[Objective] Restate the material word for word and leave out anything that is a picture.

• • • • • • •

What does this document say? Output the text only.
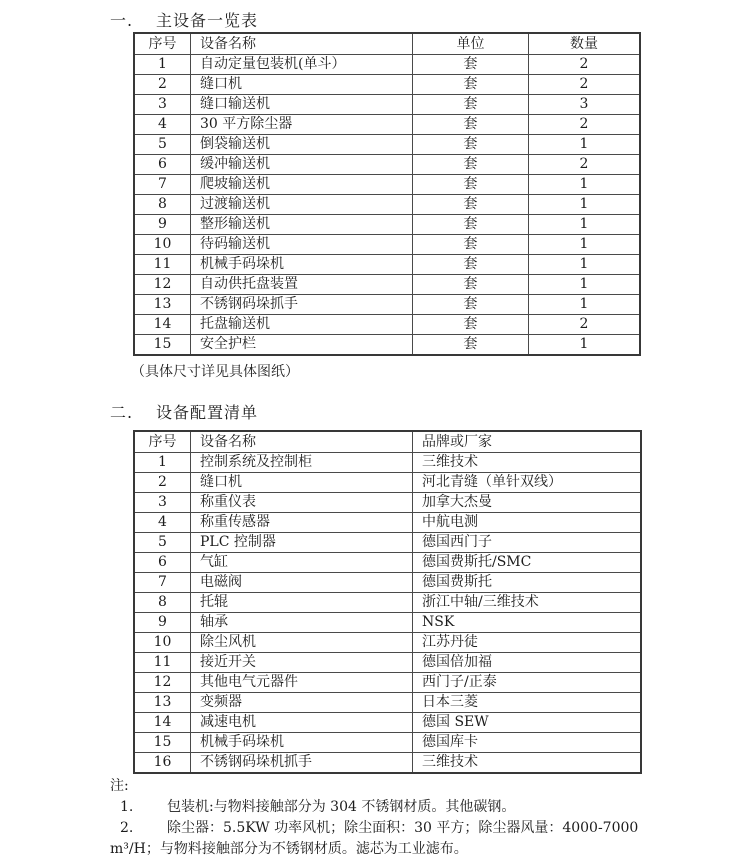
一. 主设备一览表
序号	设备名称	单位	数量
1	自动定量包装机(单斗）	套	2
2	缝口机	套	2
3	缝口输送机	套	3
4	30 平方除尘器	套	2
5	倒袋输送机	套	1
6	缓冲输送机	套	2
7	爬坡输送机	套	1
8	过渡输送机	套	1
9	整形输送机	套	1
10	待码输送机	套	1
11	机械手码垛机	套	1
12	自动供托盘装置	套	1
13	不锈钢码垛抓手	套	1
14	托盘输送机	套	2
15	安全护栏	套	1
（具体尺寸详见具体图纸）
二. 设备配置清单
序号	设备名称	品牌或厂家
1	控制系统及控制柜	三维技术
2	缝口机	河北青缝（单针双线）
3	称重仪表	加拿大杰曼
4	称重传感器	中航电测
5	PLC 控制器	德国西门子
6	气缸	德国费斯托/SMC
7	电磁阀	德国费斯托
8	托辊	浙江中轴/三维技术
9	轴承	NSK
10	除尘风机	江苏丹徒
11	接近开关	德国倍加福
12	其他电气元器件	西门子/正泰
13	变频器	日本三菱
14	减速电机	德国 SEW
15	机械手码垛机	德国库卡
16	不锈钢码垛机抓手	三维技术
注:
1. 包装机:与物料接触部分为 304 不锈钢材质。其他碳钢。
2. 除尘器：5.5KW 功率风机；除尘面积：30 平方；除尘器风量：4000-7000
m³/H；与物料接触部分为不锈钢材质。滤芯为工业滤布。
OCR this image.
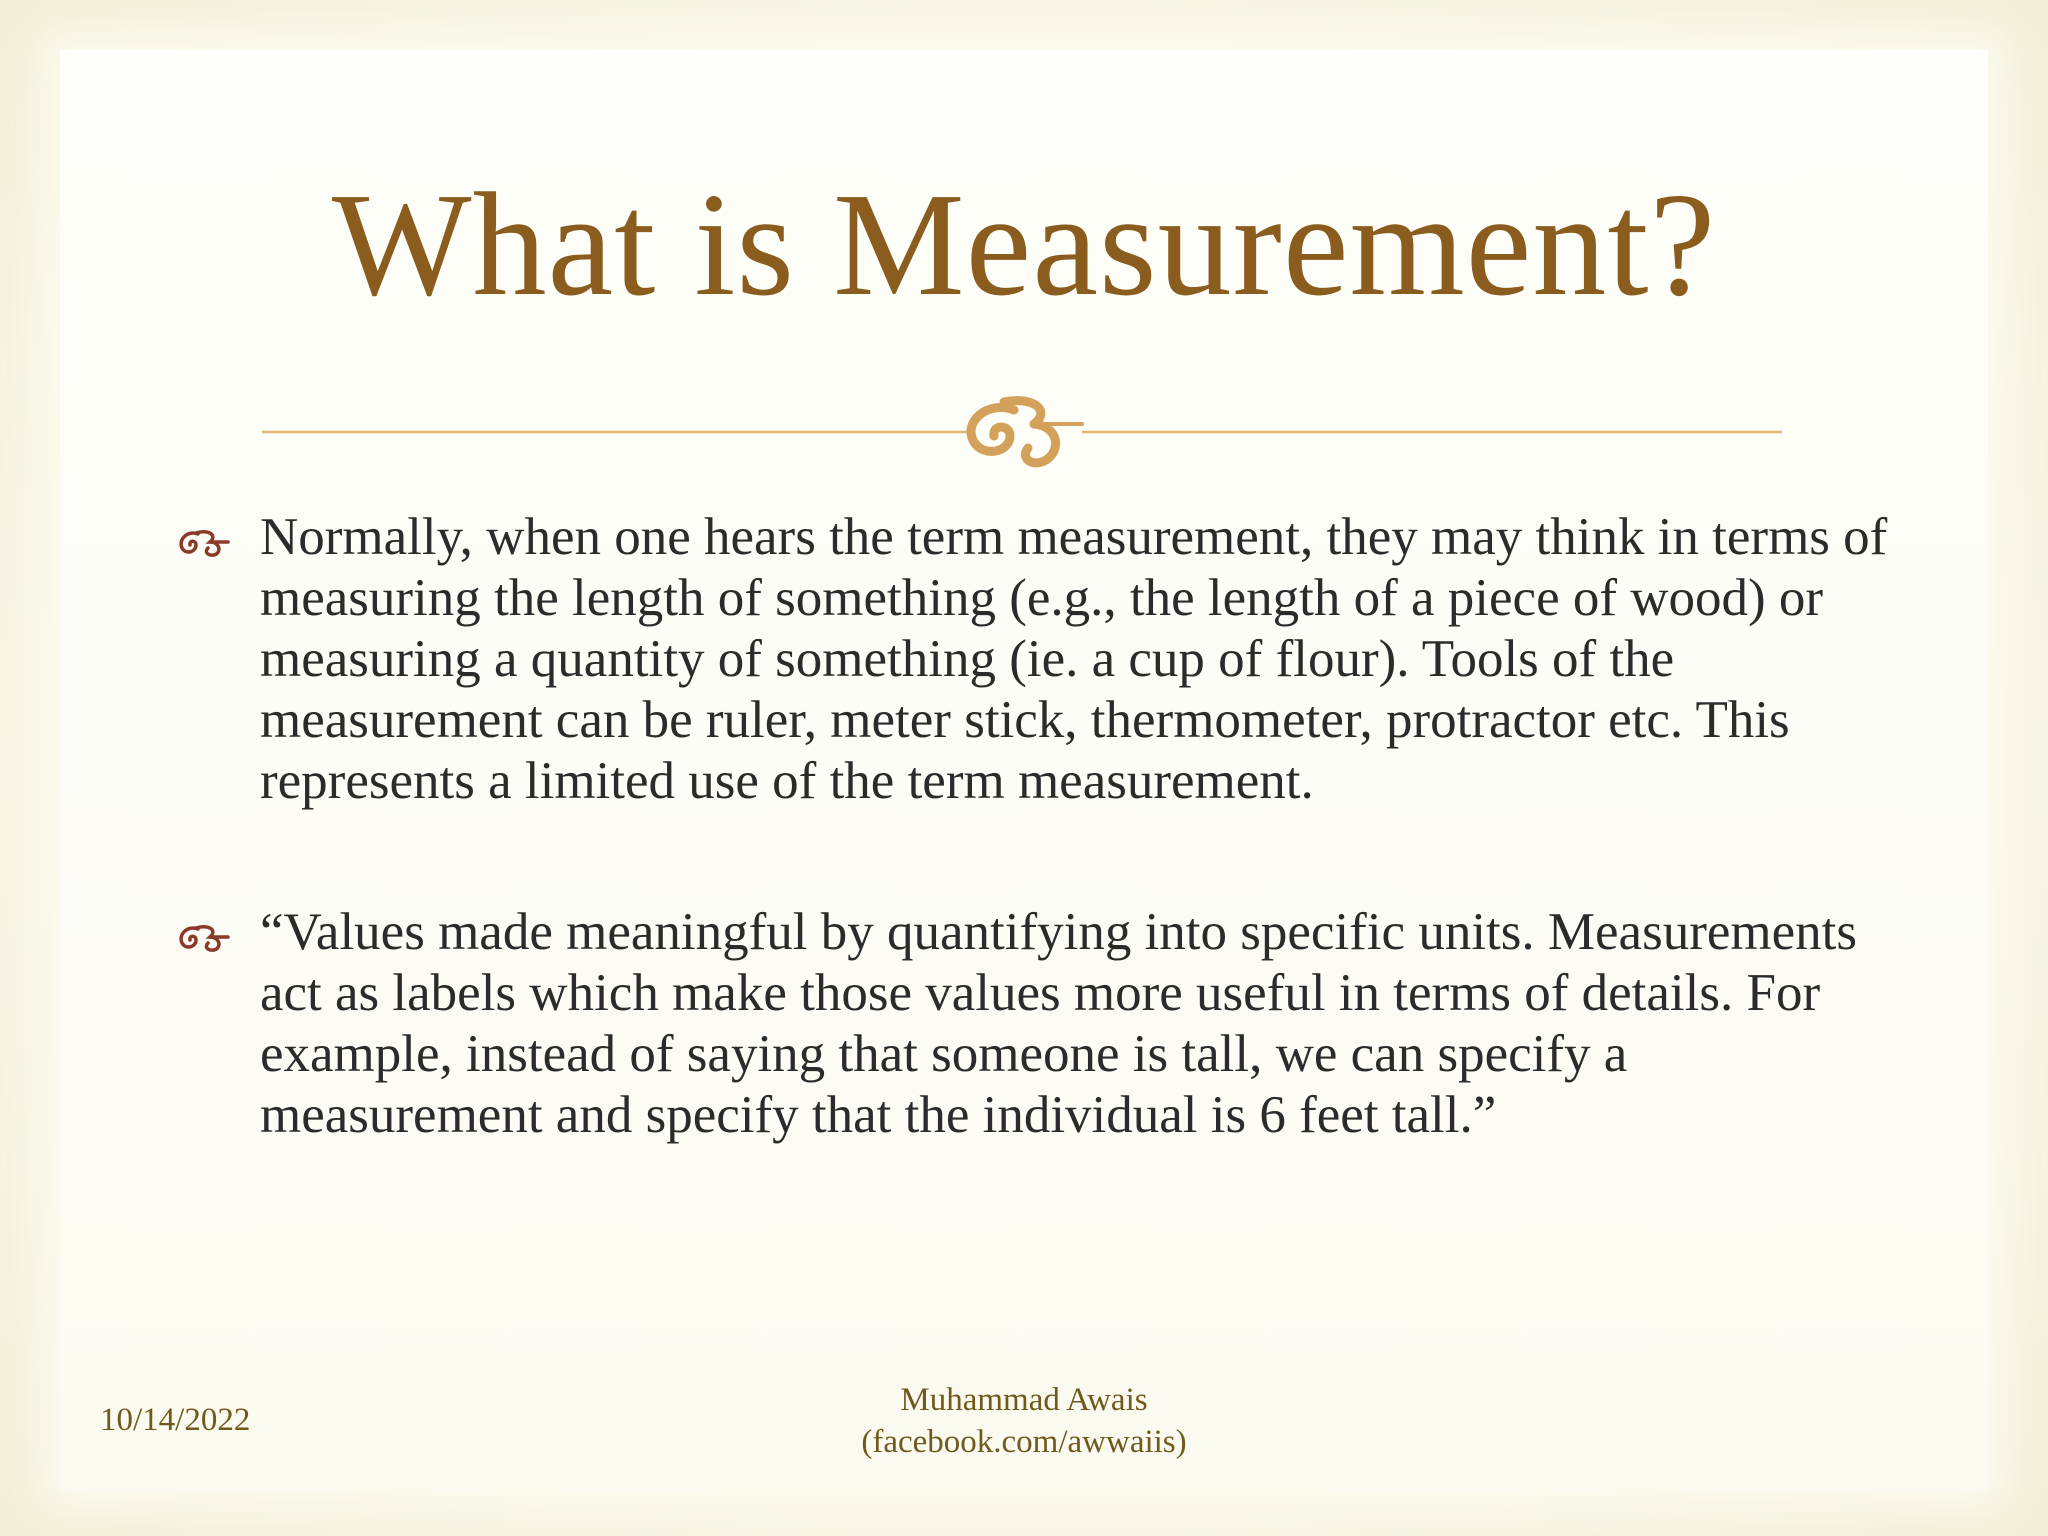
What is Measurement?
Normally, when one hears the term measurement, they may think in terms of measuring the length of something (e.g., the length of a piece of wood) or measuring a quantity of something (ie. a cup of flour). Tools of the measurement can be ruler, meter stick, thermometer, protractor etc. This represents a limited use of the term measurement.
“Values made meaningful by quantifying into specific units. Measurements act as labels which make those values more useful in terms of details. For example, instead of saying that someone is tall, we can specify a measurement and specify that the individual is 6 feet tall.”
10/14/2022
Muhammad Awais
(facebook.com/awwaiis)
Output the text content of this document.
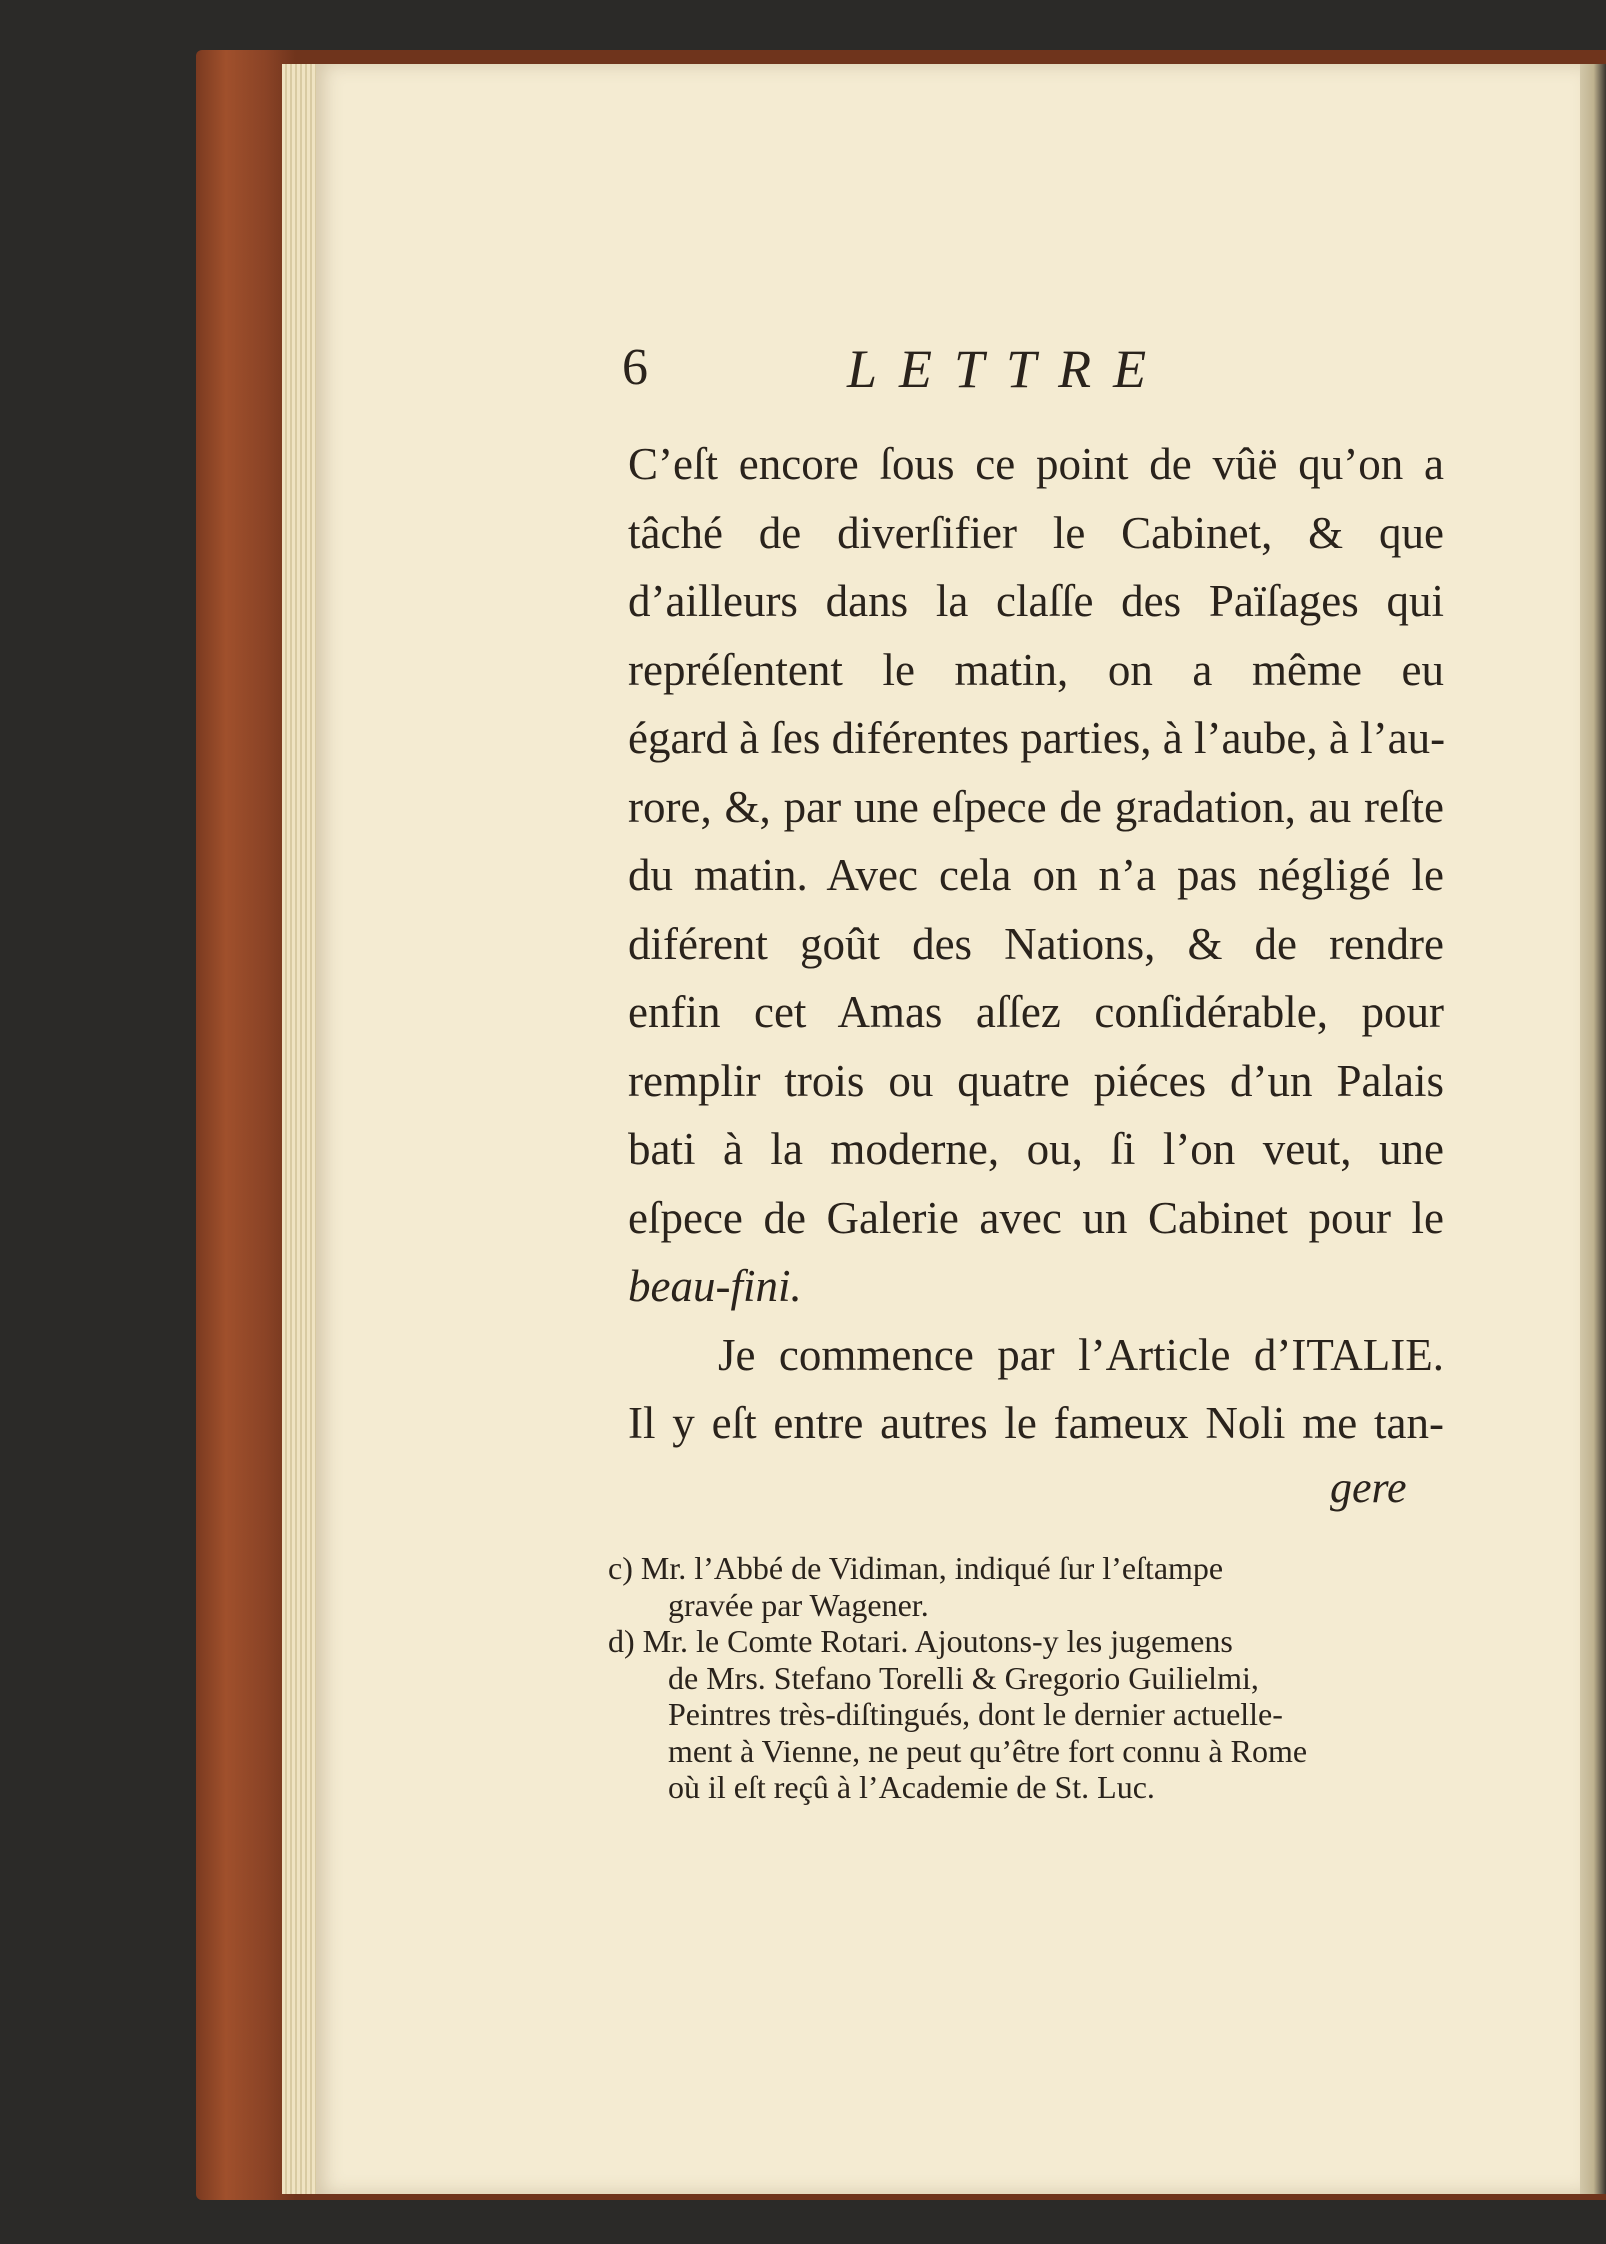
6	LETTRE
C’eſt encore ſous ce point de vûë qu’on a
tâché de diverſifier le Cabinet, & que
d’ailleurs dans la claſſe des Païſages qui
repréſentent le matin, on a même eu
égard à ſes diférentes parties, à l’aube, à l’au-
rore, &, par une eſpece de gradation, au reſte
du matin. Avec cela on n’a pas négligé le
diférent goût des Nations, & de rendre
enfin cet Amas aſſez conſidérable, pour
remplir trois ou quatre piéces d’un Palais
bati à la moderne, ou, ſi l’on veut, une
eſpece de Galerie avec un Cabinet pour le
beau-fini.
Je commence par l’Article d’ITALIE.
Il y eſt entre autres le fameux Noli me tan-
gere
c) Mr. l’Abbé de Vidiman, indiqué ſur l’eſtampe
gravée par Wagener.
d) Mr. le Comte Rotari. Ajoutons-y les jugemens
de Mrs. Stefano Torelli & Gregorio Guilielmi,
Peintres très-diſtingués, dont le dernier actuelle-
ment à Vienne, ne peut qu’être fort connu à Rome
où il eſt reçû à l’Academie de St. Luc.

• • • • • • •

[Written solution]
What does this document say? Output the text only.
一. 主设备一览表
序号	设备名称	单位	数量
1	自动定量包装机(单斗）	套	2
2	缝口机	套	2
3	缝口输送机	套	3
4	30 平方除尘器	套	2
5	倒袋输送机	套	1
6	缓冲输送机	套	2
7	爬坡输送机	套	1
8	过渡输送机	套	1
9	整形输送机	套	1
10	待码输送机	套	1
11	机械手码垛机	套	1
12	自动供托盘装置	套	1
13	不锈钢码垛抓手	套	1
14	托盘输送机	套	2
15	安全护栏	套	1
（具体尺寸详见具体图纸）
二. 设备配置清单
序号	设备名称	品牌或厂家
1	控制系统及控制柜	三维技术
2	缝口机	河北青缝（单针双线）
3	称重仪表	加拿大杰曼
4	称重传感器	中航电测
5	PLC 控制器	德国西门子
6	气缸	德国费斯托/SMC
7	电磁阀	德国费斯托
8	托辊	浙江中轴/三维技术
9	轴承	NSK
10	除尘风机	江苏丹徒
11	接近开关	德国倍加福
12	其他电气元器件	西门子/正泰
13	变频器	日本三菱
14	减速电机	德国 SEW
15	机械手码垛机	德国库卡
16	不锈钢码垛机抓手	三维技术
注:
1. 包装机:与物料接触部分为 304 不锈钢材质。其他碳钢。
2. 除尘器：5.5KW 功率风机；除尘面积：30 平方；除尘器风量：4000-7000
m³/H；与物料接触部分为不锈钢材质。滤芯为工业滤布。
OCR this image.
What is Measurement?
Normally, when one hears the term measurement, they may think in terms of measuring the length of something (e.g., the length of a piece of wood) or measuring a quantity of something (ie. a cup of flour). Tools of the measurement can be ruler, meter stick, thermometer, protractor etc. This represents a limited use of the term measurement.
“Values made meaningful by quantifying into specific units. Measurements act as labels which make those values more useful in terms of details. For example, instead of saying that someone is tall, we can specify a measurement and specify that the individual is 6 feet tall.”
10/14/2022
Muhammad Awais
(facebook.com/awwaiis)
Output the text content of this document.
6	LETTRE
C’eſt encore ſous ce point de vûë qu’on a
tâché de diverſifier le Cabinet, & que
d’ailleurs dans la claſſe des Païſages qui
repréſentent le matin, on a même eu
égard à ſes diférentes parties, à l’aube, à l’au-
rore, &, par une eſpece de gradation, au reſte
du matin. Avec cela on n’a pas négligé le
diférent goût des Nations, & de rendre
enfin cet Amas aſſez conſidérable, pour
remplir trois ou quatre piéces d’un Palais
bati à la moderne, ou, ſi l’on veut, une
eſpece de Galerie avec un Cabinet pour le
beau-fini.
Je commence par l’Article d’ITALIE.
Il y eſt entre autres le fameux Noli me tan-
gere
c) Mr. l’Abbé de Vidiman, indiqué ſur l’eſtampe
gravée par Wagener.
d) Mr. le Comte Rotari. Ajoutons-y les jugemens
de Mrs. Stefano Torelli & Gregorio Guilielmi,
Peintres très-diſtingués, dont le dernier actuelle-
ment à Vienne, ne peut qu’être fort connu à Rome
où il eſt reçû à l’Academie de St. Luc.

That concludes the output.